• [PROVIDED DATA]:
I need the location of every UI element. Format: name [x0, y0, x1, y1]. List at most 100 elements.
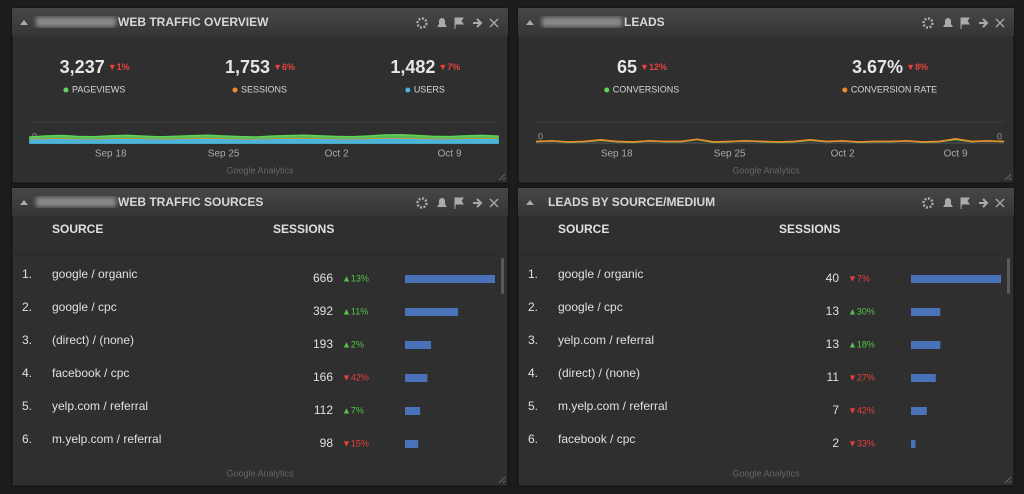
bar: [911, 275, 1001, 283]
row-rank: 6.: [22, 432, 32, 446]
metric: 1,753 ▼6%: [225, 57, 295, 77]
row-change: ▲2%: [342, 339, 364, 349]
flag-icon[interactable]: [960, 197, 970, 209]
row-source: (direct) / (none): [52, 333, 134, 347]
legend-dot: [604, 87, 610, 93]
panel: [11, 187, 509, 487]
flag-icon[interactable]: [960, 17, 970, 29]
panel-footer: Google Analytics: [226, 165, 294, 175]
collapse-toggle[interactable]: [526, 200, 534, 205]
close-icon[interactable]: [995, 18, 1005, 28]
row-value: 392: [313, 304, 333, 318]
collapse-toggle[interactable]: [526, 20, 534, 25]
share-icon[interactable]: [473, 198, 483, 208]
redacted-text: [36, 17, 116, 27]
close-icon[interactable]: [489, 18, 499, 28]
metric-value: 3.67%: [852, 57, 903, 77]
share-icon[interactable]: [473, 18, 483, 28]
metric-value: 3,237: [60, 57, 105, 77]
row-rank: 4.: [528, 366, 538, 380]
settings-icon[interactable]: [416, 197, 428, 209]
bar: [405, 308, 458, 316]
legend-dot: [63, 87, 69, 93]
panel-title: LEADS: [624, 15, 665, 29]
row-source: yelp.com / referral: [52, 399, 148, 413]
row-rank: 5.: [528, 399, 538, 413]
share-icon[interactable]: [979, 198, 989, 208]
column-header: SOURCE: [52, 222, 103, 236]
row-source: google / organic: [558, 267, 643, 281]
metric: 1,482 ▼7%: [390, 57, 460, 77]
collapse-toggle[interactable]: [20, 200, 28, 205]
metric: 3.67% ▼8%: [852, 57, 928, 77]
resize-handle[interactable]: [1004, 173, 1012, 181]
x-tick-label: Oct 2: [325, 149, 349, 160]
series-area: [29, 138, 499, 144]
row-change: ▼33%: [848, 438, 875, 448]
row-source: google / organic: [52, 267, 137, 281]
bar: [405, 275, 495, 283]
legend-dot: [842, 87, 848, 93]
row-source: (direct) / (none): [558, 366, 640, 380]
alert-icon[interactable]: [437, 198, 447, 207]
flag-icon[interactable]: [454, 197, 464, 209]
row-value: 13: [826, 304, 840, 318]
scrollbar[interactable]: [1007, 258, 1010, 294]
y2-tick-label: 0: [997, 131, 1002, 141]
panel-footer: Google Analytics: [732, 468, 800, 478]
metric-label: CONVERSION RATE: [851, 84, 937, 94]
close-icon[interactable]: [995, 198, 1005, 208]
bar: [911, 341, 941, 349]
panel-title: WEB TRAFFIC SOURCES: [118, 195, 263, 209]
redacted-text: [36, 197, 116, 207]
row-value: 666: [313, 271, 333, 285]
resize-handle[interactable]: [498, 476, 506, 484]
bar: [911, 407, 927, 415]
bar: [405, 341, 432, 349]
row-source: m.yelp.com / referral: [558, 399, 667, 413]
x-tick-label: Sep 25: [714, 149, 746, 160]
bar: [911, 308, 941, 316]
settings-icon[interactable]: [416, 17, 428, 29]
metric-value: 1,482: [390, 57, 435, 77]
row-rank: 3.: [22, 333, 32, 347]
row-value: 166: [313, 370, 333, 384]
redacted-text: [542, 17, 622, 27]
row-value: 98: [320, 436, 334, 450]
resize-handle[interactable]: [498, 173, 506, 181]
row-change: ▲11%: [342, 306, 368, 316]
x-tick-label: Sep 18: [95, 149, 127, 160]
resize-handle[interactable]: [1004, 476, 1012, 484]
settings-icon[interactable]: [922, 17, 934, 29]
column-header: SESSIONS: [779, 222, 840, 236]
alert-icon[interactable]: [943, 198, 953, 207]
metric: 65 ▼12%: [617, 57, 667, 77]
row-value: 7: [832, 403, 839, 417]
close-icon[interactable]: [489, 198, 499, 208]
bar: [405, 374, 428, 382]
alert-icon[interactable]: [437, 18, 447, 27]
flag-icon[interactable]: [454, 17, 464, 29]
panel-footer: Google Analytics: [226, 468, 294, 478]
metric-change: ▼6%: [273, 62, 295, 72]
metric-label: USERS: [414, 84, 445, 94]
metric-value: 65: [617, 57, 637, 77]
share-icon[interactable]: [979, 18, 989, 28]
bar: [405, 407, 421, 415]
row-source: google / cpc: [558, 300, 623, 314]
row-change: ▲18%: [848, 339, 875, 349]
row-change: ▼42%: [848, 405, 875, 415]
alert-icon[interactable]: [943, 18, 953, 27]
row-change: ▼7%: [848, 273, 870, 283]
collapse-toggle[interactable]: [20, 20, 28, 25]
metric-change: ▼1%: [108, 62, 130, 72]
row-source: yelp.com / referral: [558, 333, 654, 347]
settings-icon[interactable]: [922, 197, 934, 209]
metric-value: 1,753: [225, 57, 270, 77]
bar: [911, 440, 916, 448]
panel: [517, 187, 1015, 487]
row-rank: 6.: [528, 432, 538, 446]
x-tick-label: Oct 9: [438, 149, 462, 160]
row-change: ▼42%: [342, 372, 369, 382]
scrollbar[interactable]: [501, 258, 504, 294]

• [EXERCISE DESCRIPTION]:
Rewrite the listing lines starting at the one containing "bar: [911, 275, 1001, 283]" and ending at the one containing "panel-title: LEADS: [624, 15, 665, 29]", changing "share-icon" to "share-button" and leaving everything else as it is. Return only those lines.

• [TASK RESULT]:
bar: [911, 275, 1001, 283]
row-rank: 6.: [22, 432, 32, 446]
metric: 1,753 ▼6%: [225, 57, 295, 77]
row-change: ▲2%: [342, 339, 364, 349]
flag-icon[interactable]: [960, 197, 970, 209]
row-source: (direct) / (none): [52, 333, 134, 347]
legend-dot: [604, 87, 610, 93]
panel: [11, 187, 509, 487]
flag-icon[interactable]: [960, 17, 970, 29]
panel-footer: Google Analytics: [226, 165, 294, 175]
collapse-toggle[interactable]: [526, 200, 534, 205]
close-icon[interactable]: [995, 18, 1005, 28]
row-value: 392: [313, 304, 333, 318]
collapse-toggle[interactable]: [526, 20, 534, 25]
share-button[interactable]: [473, 198, 483, 208]
redacted-text: [36, 17, 116, 27]
close-icon[interactable]: [489, 18, 499, 28]
metric-value: 3.67%: [852, 57, 903, 77]
share-button[interactable]: [473, 18, 483, 28]
metric-value: 3,237: [60, 57, 105, 77]
row-rank: 4.: [528, 366, 538, 380]
settings-icon[interactable]: [416, 197, 428, 209]
bar: [405, 308, 458, 316]
legend-dot: [63, 87, 69, 93]
panel-title: LEADS: [624, 15, 665, 29]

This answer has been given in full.